Record set ▸
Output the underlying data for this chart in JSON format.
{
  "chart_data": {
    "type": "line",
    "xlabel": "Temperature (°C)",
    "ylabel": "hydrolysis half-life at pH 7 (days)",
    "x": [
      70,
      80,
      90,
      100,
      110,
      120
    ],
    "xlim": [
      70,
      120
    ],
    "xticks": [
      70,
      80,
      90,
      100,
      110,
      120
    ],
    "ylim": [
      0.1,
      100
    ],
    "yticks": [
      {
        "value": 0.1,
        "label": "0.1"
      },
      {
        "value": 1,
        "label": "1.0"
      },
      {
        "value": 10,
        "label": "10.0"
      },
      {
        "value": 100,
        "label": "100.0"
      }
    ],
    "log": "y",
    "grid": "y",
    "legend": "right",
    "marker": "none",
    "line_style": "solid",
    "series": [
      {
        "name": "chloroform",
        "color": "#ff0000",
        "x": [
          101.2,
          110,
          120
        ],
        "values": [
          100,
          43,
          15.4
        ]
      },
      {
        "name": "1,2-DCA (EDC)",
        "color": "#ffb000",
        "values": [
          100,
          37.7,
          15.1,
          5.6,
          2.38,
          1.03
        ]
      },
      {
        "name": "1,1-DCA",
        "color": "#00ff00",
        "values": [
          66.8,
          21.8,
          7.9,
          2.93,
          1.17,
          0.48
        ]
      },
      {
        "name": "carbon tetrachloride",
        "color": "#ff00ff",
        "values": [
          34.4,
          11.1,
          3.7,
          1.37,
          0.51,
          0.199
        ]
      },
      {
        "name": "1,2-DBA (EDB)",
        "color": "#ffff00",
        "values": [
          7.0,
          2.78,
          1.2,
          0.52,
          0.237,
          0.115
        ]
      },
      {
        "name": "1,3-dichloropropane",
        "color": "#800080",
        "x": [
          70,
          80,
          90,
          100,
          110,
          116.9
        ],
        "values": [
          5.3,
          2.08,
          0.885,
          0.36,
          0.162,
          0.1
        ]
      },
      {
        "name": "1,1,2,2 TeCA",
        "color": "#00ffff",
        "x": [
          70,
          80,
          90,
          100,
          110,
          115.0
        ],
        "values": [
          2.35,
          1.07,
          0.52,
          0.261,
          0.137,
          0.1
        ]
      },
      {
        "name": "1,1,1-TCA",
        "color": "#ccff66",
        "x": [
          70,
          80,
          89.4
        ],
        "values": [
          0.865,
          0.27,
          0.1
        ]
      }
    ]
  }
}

Task ▸ Print the records above in full, exactly.

Solution to the problem ▸
Output the underlying data for this chart in JSON format.
{
  "chart_data": {
    "type": "line",
    "xlabel": "Temperature (°C)",
    "ylabel": "hydrolysis half-life at pH 7 (days)",
    "x": [
      70,
      80,
      90,
      100,
      110,
      120
    ],
    "xlim": [
      70,
      120
    ],
    "xticks": [
      70,
      80,
      90,
      100,
      110,
      120
    ],
    "ylim": [
      0.1,
      100
    ],
    "yticks": [
      {
        "value": 0.1,
        "label": "0.1"
      },
      {
        "value": 1,
        "label": "1.0"
      },
      {
        "value": 10,
        "label": "10.0"
      },
      {
        "value": 100,
        "label": "100.0"
      }
    ],
    "log": "y",
    "grid": "y",
    "legend": "right",
    "marker": "none",
    "line_style": "solid",
    "series": [
      {
        "name": "chloroform",
        "color": "#ff0000",
        "x": [
          101.2,
          110,
          120
        ],
        "values": [
          100,
          43,
          15.4
        ]
      },
      {
        "name": "1,2-DCA (EDC)",
        "color": "#ffb000",
        "values": [
          100,
          37.7,
          15.1,
          5.6,
          2.38,
          1.03
        ]
      },
      {
        "name": "1,1-DCA",
        "color": "#00ff00",
        "values": [
          66.8,
          21.8,
          7.9,
          2.93,
          1.17,
          0.48
        ]
      },
      {
        "name": "carbon tetrachloride",
        "color": "#ff00ff",
        "values": [
          34.4,
          11.1,
          3.7,
          1.37,
          0.51,
          0.199
        ]
      },
      {
        "name": "1,2-DBA (EDB)",
        "color": "#ffff00",
        "values": [
          7.0,
          2.78,
          1.2,
          0.52,
          0.237,
          0.115
        ]
      },
      {
        "name": "1,3-dichloropropane",
        "color": "#800080",
        "x": [
          70,
          80,
          90,
          100,
          110,
          116.9
        ],
        "values": [
          5.3,
          2.08,
          0.885,
          0.36,
          0.162,
          0.1
        ]
      },
      {
        "name": "1,1,2,2 TeCA",
        "color": "#00ffff",
        "x": [
          70,
          80,
          90,
          100,
          110,
          115.0
        ],
        "values": [
          2.35,
          1.07,
          0.52,
          0.261,
          0.137,
          0.1
        ]
      },
      {
        "name": "1,1,1-TCA",
        "color": "#ccff66",
        "x": [
          70,
          80,
          89.4
        ],
        "values": [
          0.865,
          0.27,
          0.1
        ]
      }
    ]
  }
}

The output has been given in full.